> **INSTRUCTIONS TO FOLLOW**:
Reproduce each line from the records that holds "services".

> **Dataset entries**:
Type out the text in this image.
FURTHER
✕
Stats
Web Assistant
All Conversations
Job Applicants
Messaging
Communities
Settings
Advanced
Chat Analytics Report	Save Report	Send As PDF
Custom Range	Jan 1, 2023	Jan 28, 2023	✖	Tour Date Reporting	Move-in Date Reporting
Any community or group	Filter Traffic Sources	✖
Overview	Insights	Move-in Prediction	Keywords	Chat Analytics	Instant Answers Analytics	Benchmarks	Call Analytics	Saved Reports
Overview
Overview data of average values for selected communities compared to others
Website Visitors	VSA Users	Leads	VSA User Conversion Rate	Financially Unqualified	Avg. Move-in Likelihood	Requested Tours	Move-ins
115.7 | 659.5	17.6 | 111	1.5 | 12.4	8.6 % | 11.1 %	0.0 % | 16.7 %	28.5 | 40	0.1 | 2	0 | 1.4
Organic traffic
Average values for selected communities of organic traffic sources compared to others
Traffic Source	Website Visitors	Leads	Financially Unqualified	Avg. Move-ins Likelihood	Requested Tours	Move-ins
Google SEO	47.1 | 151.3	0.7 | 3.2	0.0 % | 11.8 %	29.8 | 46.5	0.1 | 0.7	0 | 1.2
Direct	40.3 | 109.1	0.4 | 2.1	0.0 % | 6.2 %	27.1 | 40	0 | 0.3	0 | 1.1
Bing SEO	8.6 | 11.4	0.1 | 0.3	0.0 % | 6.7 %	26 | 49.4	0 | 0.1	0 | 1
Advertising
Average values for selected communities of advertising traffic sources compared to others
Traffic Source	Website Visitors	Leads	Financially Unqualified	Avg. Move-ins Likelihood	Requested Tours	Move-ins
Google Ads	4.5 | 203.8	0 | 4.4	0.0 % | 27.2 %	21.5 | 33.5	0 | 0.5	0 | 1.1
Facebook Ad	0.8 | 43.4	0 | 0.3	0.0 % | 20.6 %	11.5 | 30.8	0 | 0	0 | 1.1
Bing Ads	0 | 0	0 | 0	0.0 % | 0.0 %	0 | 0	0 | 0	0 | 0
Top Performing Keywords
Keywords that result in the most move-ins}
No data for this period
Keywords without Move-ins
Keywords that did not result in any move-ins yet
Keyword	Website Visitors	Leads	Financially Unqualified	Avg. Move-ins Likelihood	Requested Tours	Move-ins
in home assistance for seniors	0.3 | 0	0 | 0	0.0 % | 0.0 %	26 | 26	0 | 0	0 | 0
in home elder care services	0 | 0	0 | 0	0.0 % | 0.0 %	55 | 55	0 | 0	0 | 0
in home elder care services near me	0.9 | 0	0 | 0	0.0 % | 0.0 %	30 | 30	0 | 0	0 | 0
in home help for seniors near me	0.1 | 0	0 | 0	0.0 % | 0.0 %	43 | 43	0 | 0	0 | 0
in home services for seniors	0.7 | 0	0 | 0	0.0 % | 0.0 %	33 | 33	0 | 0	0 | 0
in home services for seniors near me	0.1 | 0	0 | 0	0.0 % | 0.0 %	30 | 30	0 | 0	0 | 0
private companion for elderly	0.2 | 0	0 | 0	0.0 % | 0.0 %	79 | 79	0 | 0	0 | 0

==

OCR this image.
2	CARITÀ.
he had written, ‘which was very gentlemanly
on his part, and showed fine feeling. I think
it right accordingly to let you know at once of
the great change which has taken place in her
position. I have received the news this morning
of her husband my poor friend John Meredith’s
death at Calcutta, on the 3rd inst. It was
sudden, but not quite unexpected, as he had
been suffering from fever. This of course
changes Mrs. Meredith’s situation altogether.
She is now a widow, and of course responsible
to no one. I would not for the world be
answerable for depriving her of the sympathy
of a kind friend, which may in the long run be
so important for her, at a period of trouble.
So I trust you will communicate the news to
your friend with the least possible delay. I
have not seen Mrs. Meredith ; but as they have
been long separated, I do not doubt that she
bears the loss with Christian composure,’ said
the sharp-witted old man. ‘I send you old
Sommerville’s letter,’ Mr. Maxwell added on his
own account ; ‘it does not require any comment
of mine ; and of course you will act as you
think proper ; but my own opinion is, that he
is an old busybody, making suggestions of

> **ANSWER IN FULL**:
in home elder care services	0 | 0	0 | 0	0.0 % | 0.0 %	55 | 55	0 | 0	0 | 0
in home elder care services near me	0.9 | 0	0 | 0	0.0 % | 0.0 %	30 | 30	0 | 0	0 | 0
in home services for seniors	0.7 | 0	0 | 0	0.0 % | 0.0 %	33 | 33	0 | 0	0 | 0
in home services for seniors near me	0.1 | 0	0 | 0	0.0 % | 0.0 %	30 | 30	0 | 0	0 | 0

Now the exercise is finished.